(Prompt): Pick out and copy every line below that has the word "JSON".

------------

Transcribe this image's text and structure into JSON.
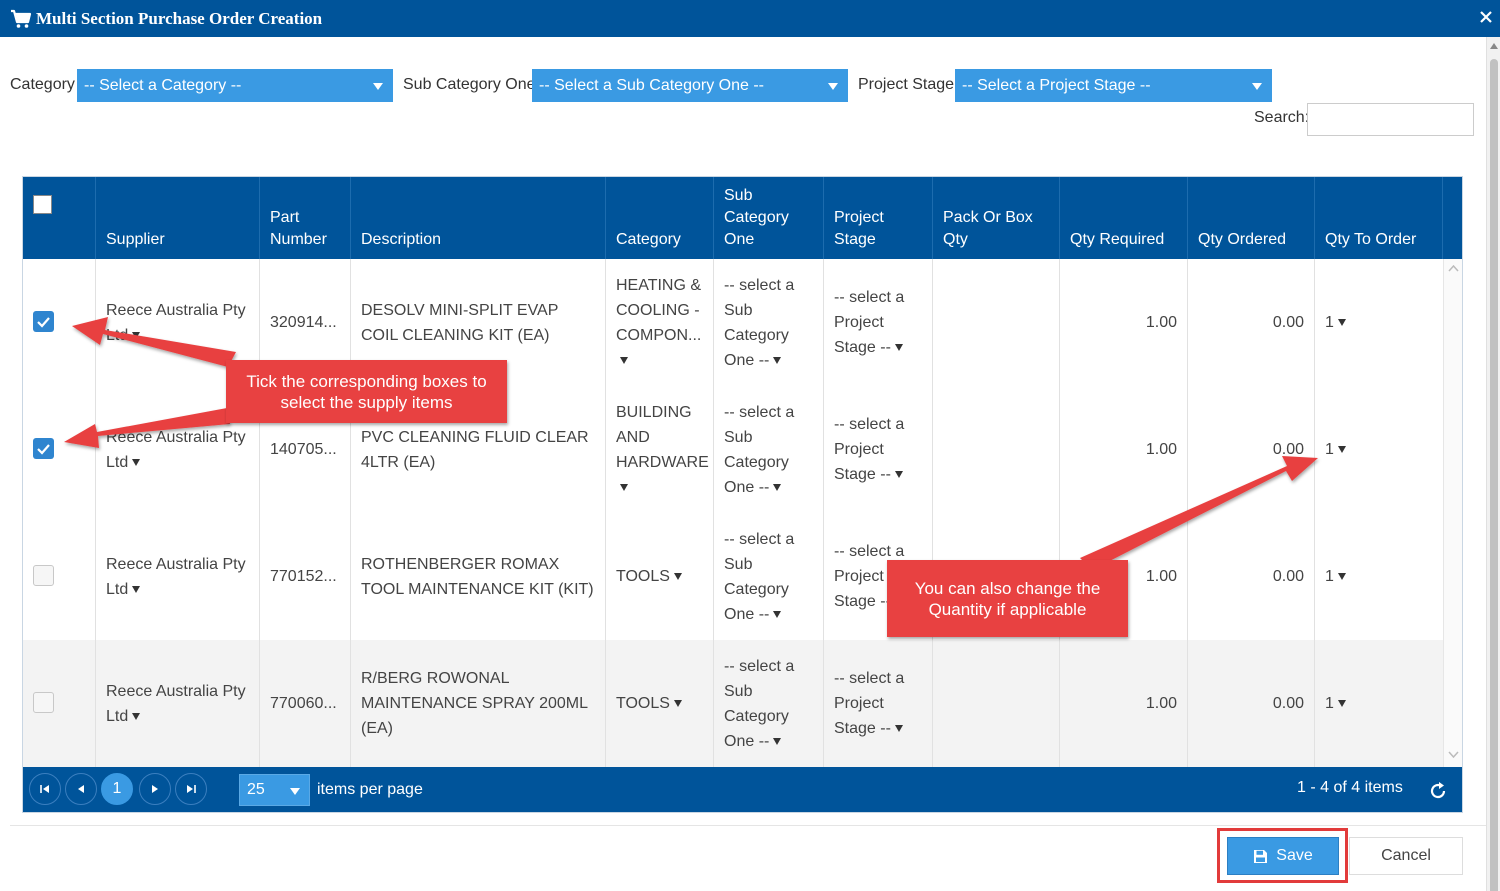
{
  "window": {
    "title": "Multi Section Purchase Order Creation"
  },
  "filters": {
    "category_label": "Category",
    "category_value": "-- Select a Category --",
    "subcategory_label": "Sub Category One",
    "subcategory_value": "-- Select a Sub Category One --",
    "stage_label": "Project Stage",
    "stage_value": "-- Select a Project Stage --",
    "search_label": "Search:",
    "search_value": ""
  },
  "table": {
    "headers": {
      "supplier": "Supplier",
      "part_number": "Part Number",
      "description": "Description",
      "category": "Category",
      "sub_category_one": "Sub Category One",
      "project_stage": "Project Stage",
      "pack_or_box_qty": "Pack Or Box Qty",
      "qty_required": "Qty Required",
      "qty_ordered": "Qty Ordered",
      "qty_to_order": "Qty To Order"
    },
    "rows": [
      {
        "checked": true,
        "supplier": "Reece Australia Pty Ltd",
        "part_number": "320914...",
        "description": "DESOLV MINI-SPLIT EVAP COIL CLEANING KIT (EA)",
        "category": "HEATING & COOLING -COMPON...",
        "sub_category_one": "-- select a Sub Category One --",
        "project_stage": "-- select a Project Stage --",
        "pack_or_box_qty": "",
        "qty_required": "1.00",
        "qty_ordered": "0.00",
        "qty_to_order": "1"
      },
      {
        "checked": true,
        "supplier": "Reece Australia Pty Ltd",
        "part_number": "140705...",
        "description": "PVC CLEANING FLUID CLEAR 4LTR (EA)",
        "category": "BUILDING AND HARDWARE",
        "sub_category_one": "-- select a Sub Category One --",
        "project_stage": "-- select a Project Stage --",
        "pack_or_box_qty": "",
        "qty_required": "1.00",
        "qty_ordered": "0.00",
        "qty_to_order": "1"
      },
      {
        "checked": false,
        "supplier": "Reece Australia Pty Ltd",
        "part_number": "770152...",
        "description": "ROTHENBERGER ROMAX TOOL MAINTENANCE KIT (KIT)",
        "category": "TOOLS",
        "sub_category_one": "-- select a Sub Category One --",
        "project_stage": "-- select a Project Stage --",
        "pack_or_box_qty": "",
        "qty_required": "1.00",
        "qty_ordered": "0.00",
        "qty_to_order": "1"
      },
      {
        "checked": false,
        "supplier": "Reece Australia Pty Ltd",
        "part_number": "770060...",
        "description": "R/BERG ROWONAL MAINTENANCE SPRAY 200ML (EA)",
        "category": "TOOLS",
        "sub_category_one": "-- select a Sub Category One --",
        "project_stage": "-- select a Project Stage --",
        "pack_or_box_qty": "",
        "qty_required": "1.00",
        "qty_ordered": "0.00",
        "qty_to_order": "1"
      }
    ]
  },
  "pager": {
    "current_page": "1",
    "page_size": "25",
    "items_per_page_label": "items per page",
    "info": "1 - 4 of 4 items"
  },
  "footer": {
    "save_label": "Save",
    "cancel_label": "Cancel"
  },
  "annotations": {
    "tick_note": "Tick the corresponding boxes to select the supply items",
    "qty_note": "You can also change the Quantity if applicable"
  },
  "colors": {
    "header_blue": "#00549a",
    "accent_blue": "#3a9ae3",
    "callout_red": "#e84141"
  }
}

------------

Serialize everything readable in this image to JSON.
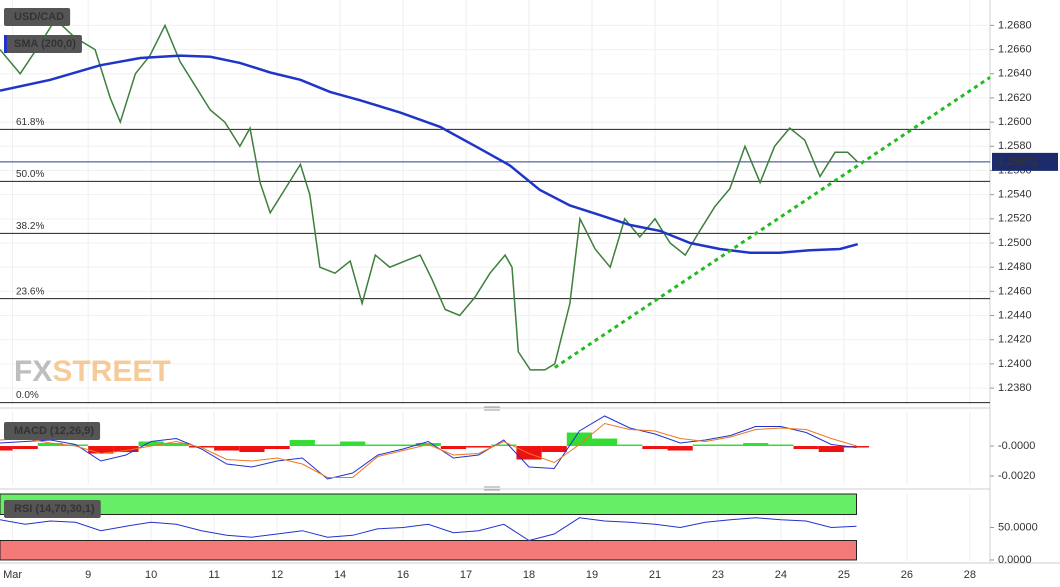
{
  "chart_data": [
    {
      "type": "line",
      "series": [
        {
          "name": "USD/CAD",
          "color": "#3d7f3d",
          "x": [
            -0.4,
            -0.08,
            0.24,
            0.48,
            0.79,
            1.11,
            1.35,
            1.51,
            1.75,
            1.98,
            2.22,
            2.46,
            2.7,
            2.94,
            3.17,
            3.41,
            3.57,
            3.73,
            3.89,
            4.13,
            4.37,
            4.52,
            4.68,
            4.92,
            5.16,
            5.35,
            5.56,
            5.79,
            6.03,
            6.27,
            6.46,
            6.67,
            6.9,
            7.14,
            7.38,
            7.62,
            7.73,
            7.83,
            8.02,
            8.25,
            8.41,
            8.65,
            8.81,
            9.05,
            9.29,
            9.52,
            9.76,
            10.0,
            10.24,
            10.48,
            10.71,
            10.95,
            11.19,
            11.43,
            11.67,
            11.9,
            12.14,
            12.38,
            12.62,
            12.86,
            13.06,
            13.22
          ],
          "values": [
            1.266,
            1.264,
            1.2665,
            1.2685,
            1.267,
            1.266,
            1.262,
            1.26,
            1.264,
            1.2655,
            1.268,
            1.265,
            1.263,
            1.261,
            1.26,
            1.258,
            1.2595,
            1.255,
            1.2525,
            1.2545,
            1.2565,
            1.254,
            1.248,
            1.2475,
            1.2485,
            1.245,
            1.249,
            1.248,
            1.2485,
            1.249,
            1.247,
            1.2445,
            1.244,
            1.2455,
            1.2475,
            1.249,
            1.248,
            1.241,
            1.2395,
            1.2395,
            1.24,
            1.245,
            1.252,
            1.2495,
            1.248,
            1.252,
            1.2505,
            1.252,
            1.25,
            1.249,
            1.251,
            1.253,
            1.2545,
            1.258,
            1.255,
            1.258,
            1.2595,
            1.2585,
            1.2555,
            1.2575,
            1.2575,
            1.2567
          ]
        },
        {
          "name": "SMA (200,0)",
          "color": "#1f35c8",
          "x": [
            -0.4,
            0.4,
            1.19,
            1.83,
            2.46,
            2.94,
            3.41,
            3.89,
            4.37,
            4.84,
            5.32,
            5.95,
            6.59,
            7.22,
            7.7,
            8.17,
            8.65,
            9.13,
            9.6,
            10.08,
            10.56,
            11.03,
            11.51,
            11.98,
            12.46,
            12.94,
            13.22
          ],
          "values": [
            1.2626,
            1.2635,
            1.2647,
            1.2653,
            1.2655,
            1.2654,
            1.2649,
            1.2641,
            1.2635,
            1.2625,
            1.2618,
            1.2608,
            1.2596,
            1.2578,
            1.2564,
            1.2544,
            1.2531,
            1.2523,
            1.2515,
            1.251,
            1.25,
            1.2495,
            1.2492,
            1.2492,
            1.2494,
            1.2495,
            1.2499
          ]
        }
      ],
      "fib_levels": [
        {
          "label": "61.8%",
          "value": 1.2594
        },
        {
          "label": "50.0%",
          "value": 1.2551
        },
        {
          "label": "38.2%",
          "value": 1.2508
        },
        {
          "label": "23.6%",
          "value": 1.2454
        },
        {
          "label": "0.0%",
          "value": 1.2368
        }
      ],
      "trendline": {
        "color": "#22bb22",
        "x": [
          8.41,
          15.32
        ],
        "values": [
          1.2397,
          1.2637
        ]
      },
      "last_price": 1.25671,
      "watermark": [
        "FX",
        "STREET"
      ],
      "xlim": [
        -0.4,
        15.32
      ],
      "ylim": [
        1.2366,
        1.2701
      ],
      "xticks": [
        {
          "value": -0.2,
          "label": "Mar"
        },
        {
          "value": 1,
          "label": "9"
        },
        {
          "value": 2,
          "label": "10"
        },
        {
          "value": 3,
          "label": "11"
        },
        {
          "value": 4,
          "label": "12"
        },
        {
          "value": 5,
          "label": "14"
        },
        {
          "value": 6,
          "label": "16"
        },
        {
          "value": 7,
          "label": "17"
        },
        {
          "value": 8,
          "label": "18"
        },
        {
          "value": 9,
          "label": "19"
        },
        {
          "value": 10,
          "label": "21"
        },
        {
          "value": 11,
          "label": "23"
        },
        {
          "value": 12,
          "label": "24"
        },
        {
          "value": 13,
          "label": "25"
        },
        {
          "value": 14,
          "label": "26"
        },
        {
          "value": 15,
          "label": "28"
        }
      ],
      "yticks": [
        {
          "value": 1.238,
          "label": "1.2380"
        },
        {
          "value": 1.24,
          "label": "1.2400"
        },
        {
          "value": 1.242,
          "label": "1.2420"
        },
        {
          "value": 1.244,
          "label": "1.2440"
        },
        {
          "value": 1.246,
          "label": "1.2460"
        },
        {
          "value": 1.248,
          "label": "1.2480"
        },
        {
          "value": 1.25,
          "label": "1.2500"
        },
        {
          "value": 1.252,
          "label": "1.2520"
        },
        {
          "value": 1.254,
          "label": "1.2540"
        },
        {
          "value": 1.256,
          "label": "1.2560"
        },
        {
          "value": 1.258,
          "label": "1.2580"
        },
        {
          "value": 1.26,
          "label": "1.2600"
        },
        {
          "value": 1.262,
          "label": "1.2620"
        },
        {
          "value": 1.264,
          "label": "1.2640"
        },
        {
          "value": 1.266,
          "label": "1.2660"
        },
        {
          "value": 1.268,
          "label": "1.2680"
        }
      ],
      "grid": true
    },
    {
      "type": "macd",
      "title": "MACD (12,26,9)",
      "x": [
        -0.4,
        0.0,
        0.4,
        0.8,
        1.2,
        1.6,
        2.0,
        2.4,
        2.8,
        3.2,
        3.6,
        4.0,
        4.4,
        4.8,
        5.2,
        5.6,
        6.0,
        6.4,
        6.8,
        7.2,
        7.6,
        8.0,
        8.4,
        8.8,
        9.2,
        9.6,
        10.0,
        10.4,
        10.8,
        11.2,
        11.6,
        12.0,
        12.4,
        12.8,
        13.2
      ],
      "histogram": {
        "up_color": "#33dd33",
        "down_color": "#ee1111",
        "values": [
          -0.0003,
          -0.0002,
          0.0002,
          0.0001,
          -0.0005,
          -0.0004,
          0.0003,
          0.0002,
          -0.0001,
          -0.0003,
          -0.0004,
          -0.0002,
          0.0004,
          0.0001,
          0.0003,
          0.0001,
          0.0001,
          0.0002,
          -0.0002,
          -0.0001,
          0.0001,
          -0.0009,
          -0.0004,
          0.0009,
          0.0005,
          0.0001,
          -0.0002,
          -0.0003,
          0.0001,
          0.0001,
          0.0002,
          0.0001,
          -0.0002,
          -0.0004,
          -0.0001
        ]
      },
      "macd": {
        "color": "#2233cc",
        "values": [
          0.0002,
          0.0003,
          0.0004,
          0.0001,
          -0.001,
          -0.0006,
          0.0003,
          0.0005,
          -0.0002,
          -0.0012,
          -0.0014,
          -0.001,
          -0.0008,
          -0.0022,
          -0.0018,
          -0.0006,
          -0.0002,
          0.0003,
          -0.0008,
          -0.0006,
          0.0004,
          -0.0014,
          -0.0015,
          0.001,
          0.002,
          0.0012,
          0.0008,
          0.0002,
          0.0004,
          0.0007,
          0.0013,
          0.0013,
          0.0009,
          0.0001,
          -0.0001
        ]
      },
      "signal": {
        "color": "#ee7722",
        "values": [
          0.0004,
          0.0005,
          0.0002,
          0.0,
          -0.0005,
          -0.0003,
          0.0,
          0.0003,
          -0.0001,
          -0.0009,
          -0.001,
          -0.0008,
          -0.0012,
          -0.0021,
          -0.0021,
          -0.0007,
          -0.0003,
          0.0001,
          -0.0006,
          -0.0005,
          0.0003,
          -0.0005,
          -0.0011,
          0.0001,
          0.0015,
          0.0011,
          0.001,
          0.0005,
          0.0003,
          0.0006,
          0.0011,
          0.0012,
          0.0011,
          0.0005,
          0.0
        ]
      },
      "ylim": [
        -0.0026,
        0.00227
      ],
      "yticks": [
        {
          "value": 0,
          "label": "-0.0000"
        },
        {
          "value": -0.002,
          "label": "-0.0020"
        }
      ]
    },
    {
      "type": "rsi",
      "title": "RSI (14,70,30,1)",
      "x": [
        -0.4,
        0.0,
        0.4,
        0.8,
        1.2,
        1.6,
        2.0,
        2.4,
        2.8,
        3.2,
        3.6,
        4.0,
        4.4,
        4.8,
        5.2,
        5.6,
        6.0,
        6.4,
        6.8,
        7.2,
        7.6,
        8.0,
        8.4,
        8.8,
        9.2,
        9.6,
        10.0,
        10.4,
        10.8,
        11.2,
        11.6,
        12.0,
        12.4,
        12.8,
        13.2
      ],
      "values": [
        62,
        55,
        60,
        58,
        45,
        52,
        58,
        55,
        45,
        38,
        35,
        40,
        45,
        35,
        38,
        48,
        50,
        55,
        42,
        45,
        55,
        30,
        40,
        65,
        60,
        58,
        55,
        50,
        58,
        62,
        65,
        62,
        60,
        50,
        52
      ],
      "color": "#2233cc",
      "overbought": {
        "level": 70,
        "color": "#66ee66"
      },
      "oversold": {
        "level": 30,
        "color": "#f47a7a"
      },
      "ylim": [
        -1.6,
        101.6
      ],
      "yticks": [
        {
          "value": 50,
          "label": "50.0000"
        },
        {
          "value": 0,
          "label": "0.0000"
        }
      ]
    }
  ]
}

------------

(Task solution):
Transcribe this image's text and structure into JSON.
Serialize everything readable in this image to JSON.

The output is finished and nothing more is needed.